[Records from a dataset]
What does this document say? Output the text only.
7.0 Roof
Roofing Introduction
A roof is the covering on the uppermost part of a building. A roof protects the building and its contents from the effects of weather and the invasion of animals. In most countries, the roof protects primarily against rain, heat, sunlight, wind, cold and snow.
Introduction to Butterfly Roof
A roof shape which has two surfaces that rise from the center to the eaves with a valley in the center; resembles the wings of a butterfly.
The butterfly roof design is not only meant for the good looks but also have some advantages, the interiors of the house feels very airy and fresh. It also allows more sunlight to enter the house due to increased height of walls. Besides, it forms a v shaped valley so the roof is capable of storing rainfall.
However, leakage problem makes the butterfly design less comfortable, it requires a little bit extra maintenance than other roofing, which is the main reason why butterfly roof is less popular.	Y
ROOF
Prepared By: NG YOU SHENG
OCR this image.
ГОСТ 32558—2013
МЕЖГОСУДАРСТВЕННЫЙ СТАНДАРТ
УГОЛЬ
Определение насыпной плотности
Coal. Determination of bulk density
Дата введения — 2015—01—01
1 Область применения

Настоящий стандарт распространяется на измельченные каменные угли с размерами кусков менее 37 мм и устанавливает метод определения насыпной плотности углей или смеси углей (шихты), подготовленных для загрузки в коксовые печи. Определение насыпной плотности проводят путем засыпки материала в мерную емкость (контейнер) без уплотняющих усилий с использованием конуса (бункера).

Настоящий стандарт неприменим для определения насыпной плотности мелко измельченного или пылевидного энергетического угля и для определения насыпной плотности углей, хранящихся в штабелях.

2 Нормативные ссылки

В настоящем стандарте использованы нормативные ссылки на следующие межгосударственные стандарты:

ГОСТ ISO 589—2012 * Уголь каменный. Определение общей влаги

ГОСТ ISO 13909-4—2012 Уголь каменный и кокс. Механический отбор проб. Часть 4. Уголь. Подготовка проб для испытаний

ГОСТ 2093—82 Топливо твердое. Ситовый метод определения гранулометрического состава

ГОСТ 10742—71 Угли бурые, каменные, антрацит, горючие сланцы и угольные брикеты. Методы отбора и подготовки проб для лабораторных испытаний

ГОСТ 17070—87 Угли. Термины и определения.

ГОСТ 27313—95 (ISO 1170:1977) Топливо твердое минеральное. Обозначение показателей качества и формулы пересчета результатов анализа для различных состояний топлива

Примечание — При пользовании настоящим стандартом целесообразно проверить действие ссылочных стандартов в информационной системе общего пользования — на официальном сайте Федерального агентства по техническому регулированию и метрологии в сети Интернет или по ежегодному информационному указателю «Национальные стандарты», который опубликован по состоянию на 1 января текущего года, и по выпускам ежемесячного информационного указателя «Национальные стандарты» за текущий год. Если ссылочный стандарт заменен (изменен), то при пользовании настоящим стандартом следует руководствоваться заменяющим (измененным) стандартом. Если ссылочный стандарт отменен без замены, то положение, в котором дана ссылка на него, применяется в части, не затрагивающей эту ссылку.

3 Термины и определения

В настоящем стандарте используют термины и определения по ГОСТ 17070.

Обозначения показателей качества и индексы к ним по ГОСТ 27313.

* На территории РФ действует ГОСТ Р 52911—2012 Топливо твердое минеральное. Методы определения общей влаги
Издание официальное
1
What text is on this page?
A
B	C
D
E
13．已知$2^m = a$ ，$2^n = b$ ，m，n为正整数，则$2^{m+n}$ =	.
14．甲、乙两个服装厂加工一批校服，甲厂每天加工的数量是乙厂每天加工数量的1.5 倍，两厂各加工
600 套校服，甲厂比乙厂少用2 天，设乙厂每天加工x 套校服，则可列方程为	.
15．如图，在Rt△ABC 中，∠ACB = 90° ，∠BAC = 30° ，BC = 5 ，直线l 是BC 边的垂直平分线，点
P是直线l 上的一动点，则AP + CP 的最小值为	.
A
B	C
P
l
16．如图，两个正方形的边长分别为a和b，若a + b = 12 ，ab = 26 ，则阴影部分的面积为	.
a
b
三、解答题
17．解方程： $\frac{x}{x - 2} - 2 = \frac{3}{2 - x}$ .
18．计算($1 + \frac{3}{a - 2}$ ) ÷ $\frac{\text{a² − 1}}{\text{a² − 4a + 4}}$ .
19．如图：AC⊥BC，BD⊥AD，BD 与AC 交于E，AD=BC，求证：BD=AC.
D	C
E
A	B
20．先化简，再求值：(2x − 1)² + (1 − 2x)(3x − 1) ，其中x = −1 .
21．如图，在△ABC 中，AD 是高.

Prompt |
Reproduce each entry above exactly, keeping every word.

Correct response |
What does this document say? Output the text only.
7.0 Roof
Roofing Introduction
A roof is the covering on the uppermost part of a building. A roof protects the building and its contents from the effects of weather and the invasion of animals. In most countries, the roof protects primarily against rain, heat, sunlight, wind, cold and snow.
Introduction to Butterfly Roof
A roof shape which has two surfaces that rise from the center to the eaves with a valley in the center; resembles the wings of a butterfly.
The butterfly roof design is not only meant for the good looks but also have some advantages, the interiors of the house feels very airy and fresh. It also allows more sunlight to enter the house due to increased height of walls. Besides, it forms a v shaped valley so the roof is capable of storing rainfall.
However, leakage problem makes the butterfly design less comfortable, it requires a little bit extra maintenance than other roofing, which is the main reason why butterfly roof is less popular.	Y
ROOF
Prepared By: NG YOU SHENG
OCR this image.
ГОСТ 32558—2013
МЕЖГОСУДАРСТВЕННЫЙ СТАНДАРТ
УГОЛЬ
Определение насыпной плотности
Coal. Determination of bulk density
Дата введения — 2015—01—01
1 Область применения

Настоящий стандарт распространяется на измельченные каменные угли с размерами кусков менее 37 мм и устанавливает метод определения насыпной плотности углей или смеси углей (шихты), подготовленных для загрузки в коксовые печи. Определение насыпной плотности проводят путем засыпки материала в мерную емкость (контейнер) без уплотняющих усилий с использованием конуса (бункера).

Настоящий стандарт неприменим для определения насыпной плотности мелко измельченного или пылевидного энергетического угля и для определения насыпной плотности углей, хранящихся в штабелях.

2 Нормативные ссылки

В настоящем стандарте использованы нормативные ссылки на следующие межгосударственные стандарты:

ГОСТ ISO 589—2012 * Уголь каменный. Определение общей влаги

ГОСТ ISO 13909-4—2012 Уголь каменный и кокс. Механический отбор проб. Часть 4. Уголь. Подготовка проб для испытаний

ГОСТ 2093—82 Топливо твердое. Ситовый метод определения гранулометрического состава

ГОСТ 10742—71 Угли бурые, каменные, антрацит, горючие сланцы и угольные брикеты. Методы отбора и подготовки проб для лабораторных испытаний

ГОСТ 17070—87 Угли. Термины и определения.

ГОСТ 27313—95 (ISO 1170:1977) Топливо твердое минеральное. Обозначение показателей качества и формулы пересчета результатов анализа для различных состояний топлива

Примечание — При пользовании настоящим стандартом целесообразно проверить действие ссылочных стандартов в информационной системе общего пользования — на официальном сайте Федерального агентства по техническому регулированию и метрологии в сети Интернет или по ежегодному информационному указателю «Национальные стандарты», который опубликован по состоянию на 1 января текущего года, и по выпускам ежемесячного информационного указателя «Национальные стандарты» за текущий год. Если ссылочный стандарт заменен (изменен), то при пользовании настоящим стандартом следует руководствоваться заменяющим (измененным) стандартом. Если ссылочный стандарт отменен без замены, то положение, в котором дана ссылка на него, применяется в части, не затрагивающей эту ссылку.

3 Термины и определения

В настоящем стандарте используют термины и определения по ГОСТ 17070.

Обозначения показателей качества и индексы к ним по ГОСТ 27313.

* На территории РФ действует ГОСТ Р 52911—2012 Топливо твердое минеральное. Методы определения общей влаги
Издание официальное
1
What text is on this page?
A
B	C
D
E
13．已知$2^m = a$ ，$2^n = b$ ，m，n为正整数，则$2^{m+n}$ =	.
14．甲、乙两个服装厂加工一批校服，甲厂每天加工的数量是乙厂每天加工数量的1.5 倍，两厂各加工
600 套校服，甲厂比乙厂少用2 天，设乙厂每天加工x 套校服，则可列方程为	.
15．如图，在Rt△ABC 中，∠ACB = 90° ，∠BAC = 30° ，BC = 5 ，直线l 是BC 边的垂直平分线，点
P是直线l 上的一动点，则AP + CP 的最小值为	.
A
B	C
P
l
16．如图，两个正方形的边长分别为a和b，若a + b = 12 ，ab = 26 ，则阴影部分的面积为	.
a
b
三、解答题
17．解方程： $\frac{x}{x - 2} - 2 = \frac{3}{2 - x}$ .
18．计算($1 + \frac{3}{a - 2}$ ) ÷ $\frac{\text{a² − 1}}{\text{a² − 4a + 4}}$ .
19．如图：AC⊥BC，BD⊥AD，BD 与AC 交于E，AD=BC，求证：BD=AC.
D	C
E
A	B
20．先化简，再求值：(2x − 1)² + (1 − 2x)(3x − 1) ，其中x = −1 .
21．如图，在△ABC 中，AD 是高.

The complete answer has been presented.